:: What is needed ::
Return the entries verbatim and drop every picture.
════════════════
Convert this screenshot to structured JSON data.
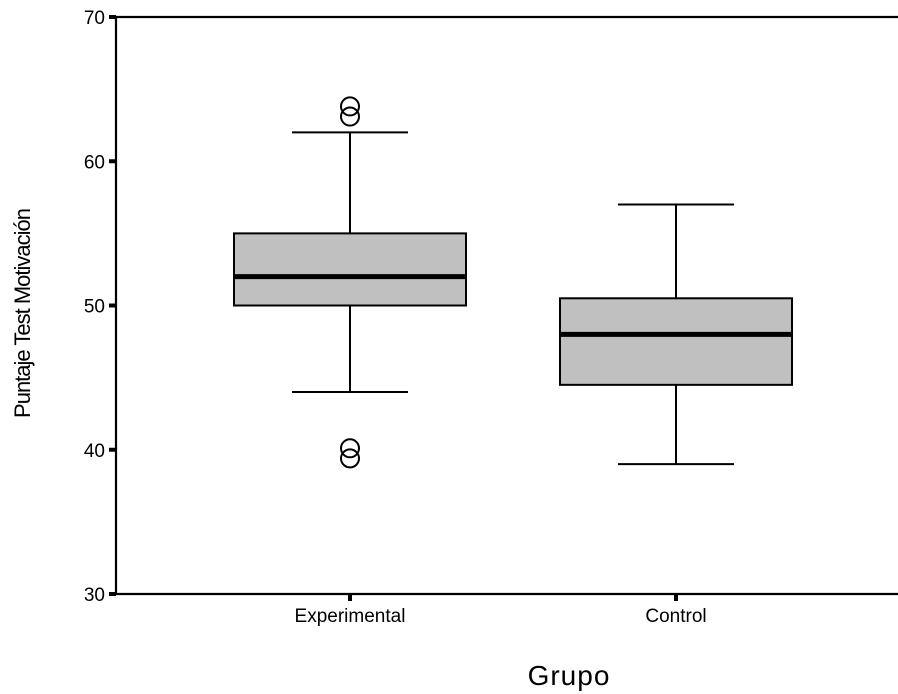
{
  "chart_data": {
    "type": "boxplot",
    "title": "",
    "xlabel": "Grupo",
    "ylabel": "Puntaje Test Motivación",
    "ylim": [
      30,
      70
    ],
    "yticks": [
      30,
      40,
      50,
      60,
      70
    ],
    "ytick_labels": [
      "30",
      "40",
      "50",
      "60",
      "70"
    ],
    "categories": [
      "Experimental",
      "Control"
    ],
    "box_color": "#c0c0c0",
    "boxes": [
      {
        "category": "Experimental",
        "whisker_low": 44,
        "q1": 50,
        "median": 52,
        "q3": 55,
        "whisker_high": 62,
        "outliers": [
          39.4,
          40.1,
          63.1,
          63.8
        ]
      },
      {
        "category": "Control",
        "whisker_low": 39,
        "q1": 44.5,
        "median": 48,
        "q3": 50.5,
        "whisker_high": 57,
        "outliers": []
      }
    ],
    "grid": false,
    "legend": "none"
  }
}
════════════════
:: Task answer ::
Convert this screenshot to structured JSON data.
{
  "chart_data": {
    "type": "boxplot",
    "title": "",
    "xlabel": "Grupo",
    "ylabel": "Puntaje Test Motivación",
    "ylim": [
      30,
      70
    ],
    "yticks": [
      30,
      40,
      50,
      60,
      70
    ],
    "ytick_labels": [
      "30",
      "40",
      "50",
      "60",
      "70"
    ],
    "categories": [
      "Experimental",
      "Control"
    ],
    "box_color": "#c0c0c0",
    "boxes": [
      {
        "category": "Experimental",
        "whisker_low": 44,
        "q1": 50,
        "median": 52,
        "q3": 55,
        "whisker_high": 62,
        "outliers": [
          39.4,
          40.1,
          63.1,
          63.8
        ]
      },
      {
        "category": "Control",
        "whisker_low": 39,
        "q1": 44.5,
        "median": 48,
        "q3": 50.5,
        "whisker_high": 57,
        "outliers": []
      }
    ],
    "grid": false,
    "legend": "none"
  }
}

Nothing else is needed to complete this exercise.